#### What you need to do:
Each entry must be given again exactly; images do not belong in the copy.
-- Begin --
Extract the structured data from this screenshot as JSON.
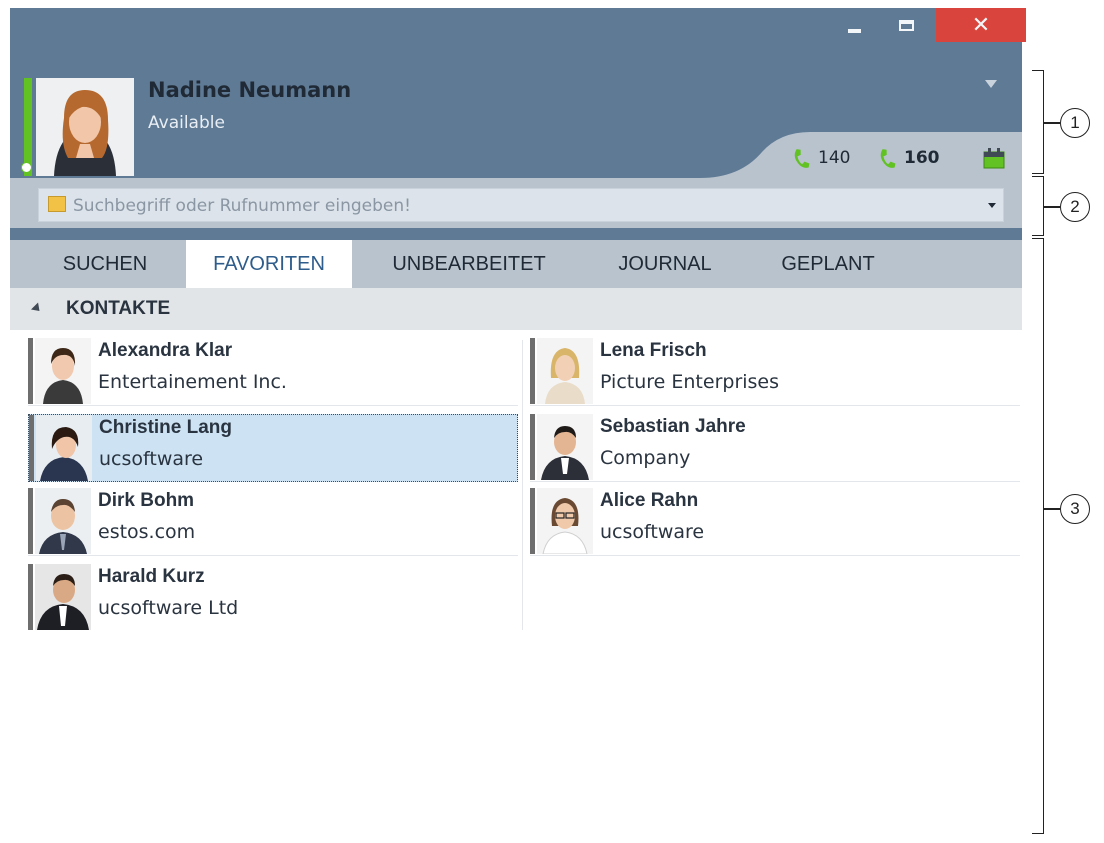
{
  "window": {
    "controls": {
      "minimize": "",
      "maximize": "",
      "close": "✕"
    }
  },
  "user": {
    "name": "Nadine Neumann",
    "status": "Available",
    "status_color": "#62c223"
  },
  "lines": [
    {
      "number": "140",
      "bold": false,
      "icon": "phone-icon"
    },
    {
      "number": "160",
      "bold": true,
      "icon": "phone-icon"
    }
  ],
  "search": {
    "placeholder": "Suchbegriff oder Rufnummer eingeben!"
  },
  "tabs": [
    {
      "label": "SUCHEN",
      "active": false
    },
    {
      "label": "FAVORITEN",
      "active": true
    },
    {
      "label": "UNBEARBEITET",
      "active": false
    },
    {
      "label": "JOURNAL",
      "active": false
    },
    {
      "label": "GEPLANT",
      "active": false
    }
  ],
  "group": {
    "label": "KONTAKTE"
  },
  "contacts": [
    {
      "name": "Alexandra Klar",
      "company": "Entertainement Inc.",
      "selected": false
    },
    {
      "name": "Lena Frisch",
      "company": "Picture Enterprises",
      "selected": false
    },
    {
      "name": "Christine Lang",
      "company": "ucsoftware",
      "selected": true
    },
    {
      "name": "Sebastian Jahre",
      "company": "Company",
      "selected": false
    },
    {
      "name": "Dirk Bohm",
      "company": "estos.com",
      "selected": false
    },
    {
      "name": "Alice Rahn",
      "company": "ucsoftware",
      "selected": false
    },
    {
      "name": "Harald Kurz",
      "company": "ucsoftware Ltd",
      "selected": false
    }
  ],
  "annotations": [
    "1",
    "2",
    "3"
  ],
  "colors": {
    "window_bg": "#5f7a94",
    "accent_blue": "#2e5d8c",
    "close_red": "#d9453c",
    "phone_green": "#62c223",
    "selected_bg": "#cde3f4"
  }
}
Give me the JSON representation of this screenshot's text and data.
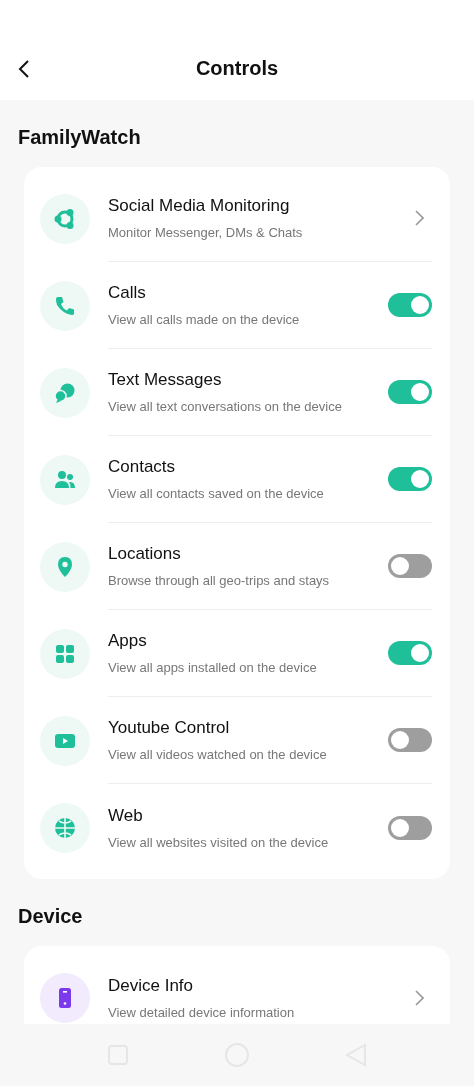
{
  "header": {
    "title": "Controls"
  },
  "sections": [
    {
      "title": "FamilyWatch",
      "items": [
        {
          "kind": "link",
          "title": "Social Media Monitoring",
          "subtitle": "Monitor Messenger, DMs & Chats"
        },
        {
          "kind": "toggle",
          "title": "Calls",
          "subtitle": "View all calls made on the device",
          "on": true
        },
        {
          "kind": "toggle",
          "title": "Text Messages",
          "subtitle": "View all text conversations on the device",
          "on": true
        },
        {
          "kind": "toggle",
          "title": "Contacts",
          "subtitle": "View all contacts saved on the device",
          "on": true
        },
        {
          "kind": "toggle",
          "title": "Locations",
          "subtitle": "Browse through all geo-trips and stays",
          "on": false
        },
        {
          "kind": "toggle",
          "title": "Apps",
          "subtitle": "View all apps installed on the device",
          "on": true
        },
        {
          "kind": "toggle",
          "title": "Youtube Control",
          "subtitle": "View all videos watched on the device",
          "on": false
        },
        {
          "kind": "toggle",
          "title": "Web",
          "subtitle": "View all websites visited on the device",
          "on": false
        }
      ]
    },
    {
      "title": "Device",
      "items": [
        {
          "kind": "link",
          "title": "Device Info",
          "subtitle": "View detailed device information"
        }
      ]
    }
  ]
}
-- End --
#### Written answer:
Extract the structured data from this screenshot as JSON.
{
  "window": {
    "controls": {
      "minimize": "",
      "maximize": "",
      "close": "✕"
    }
  },
  "user": {
    "name": "Nadine Neumann",
    "status": "Available",
    "status_color": "#62c223"
  },
  "lines": [
    {
      "number": "140",
      "bold": false,
      "icon": "phone-icon"
    },
    {
      "number": "160",
      "bold": true,
      "icon": "phone-icon"
    }
  ],
  "search": {
    "placeholder": "Suchbegriff oder Rufnummer eingeben!"
  },
  "tabs": [
    {
      "label": "SUCHEN",
      "active": false
    },
    {
      "label": "FAVORITEN",
      "active": true
    },
    {
      "label": "UNBEARBEITET",
      "active": false
    },
    {
      "label": "JOURNAL",
      "active": false
    },
    {
      "label": "GEPLANT",
      "active": false
    }
  ],
  "group": {
    "label": "KONTAKTE"
  },
  "contacts": [
    {
      "name": "Alexandra Klar",
      "company": "Entertainement Inc.",
      "selected": false
    },
    {
      "name": "Lena Frisch",
      "company": "Picture Enterprises",
      "selected": false
    },
    {
      "name": "Christine Lang",
      "company": "ucsoftware",
      "selected": true
    },
    {
      "name": "Sebastian Jahre",
      "company": "Company",
      "selected": false
    },
    {
      "name": "Dirk Bohm",
      "company": "estos.com",
      "selected": false
    },
    {
      "name": "Alice Rahn",
      "company": "ucsoftware",
      "selected": false
    },
    {
      "name": "Harald Kurz",
      "company": "ucsoftware Ltd",
      "selected": false
    }
  ],
  "annotations": [
    "1",
    "2",
    "3"
  ],
  "colors": {
    "window_bg": "#5f7a94",
    "accent_blue": "#2e5d8c",
    "close_red": "#d9453c",
    "phone_green": "#62c223",
    "selected_bg": "#cde3f4"
  }
}
Give me the JSON representation of this screenshot's text and data.
{
  "header": {
    "title": "Controls"
  },
  "sections": [
    {
      "title": "FamilyWatch",
      "items": [
        {
          "kind": "link",
          "title": "Social Media Monitoring",
          "subtitle": "Monitor Messenger, DMs & Chats"
        },
        {
          "kind": "toggle",
          "title": "Calls",
          "subtitle": "View all calls made on the device",
          "on": true
        },
        {
          "kind": "toggle",
          "title": "Text Messages",
          "subtitle": "View all text conversations on the device",
          "on": true
        },
        {
          "kind": "toggle",
          "title": "Contacts",
          "subtitle": "View all contacts saved on the device",
          "on": true
        },
        {
          "kind": "toggle",
          "title": "Locations",
          "subtitle": "Browse through all geo-trips and stays",
          "on": false
        },
        {
          "kind": "toggle",
          "title": "Apps",
          "subtitle": "View all apps installed on the device",
          "on": true
        },
        {
          "kind": "toggle",
          "title": "Youtube Control",
          "subtitle": "View all videos watched on the device",
          "on": false
        },
        {
          "kind": "toggle",
          "title": "Web",
          "subtitle": "View all websites visited on the device",
          "on": false
        }
      ]
    },
    {
      "title": "Device",
      "items": [
        {
          "kind": "link",
          "title": "Device Info",
          "subtitle": "View detailed device information"
        }
      ]
    }
  ]
}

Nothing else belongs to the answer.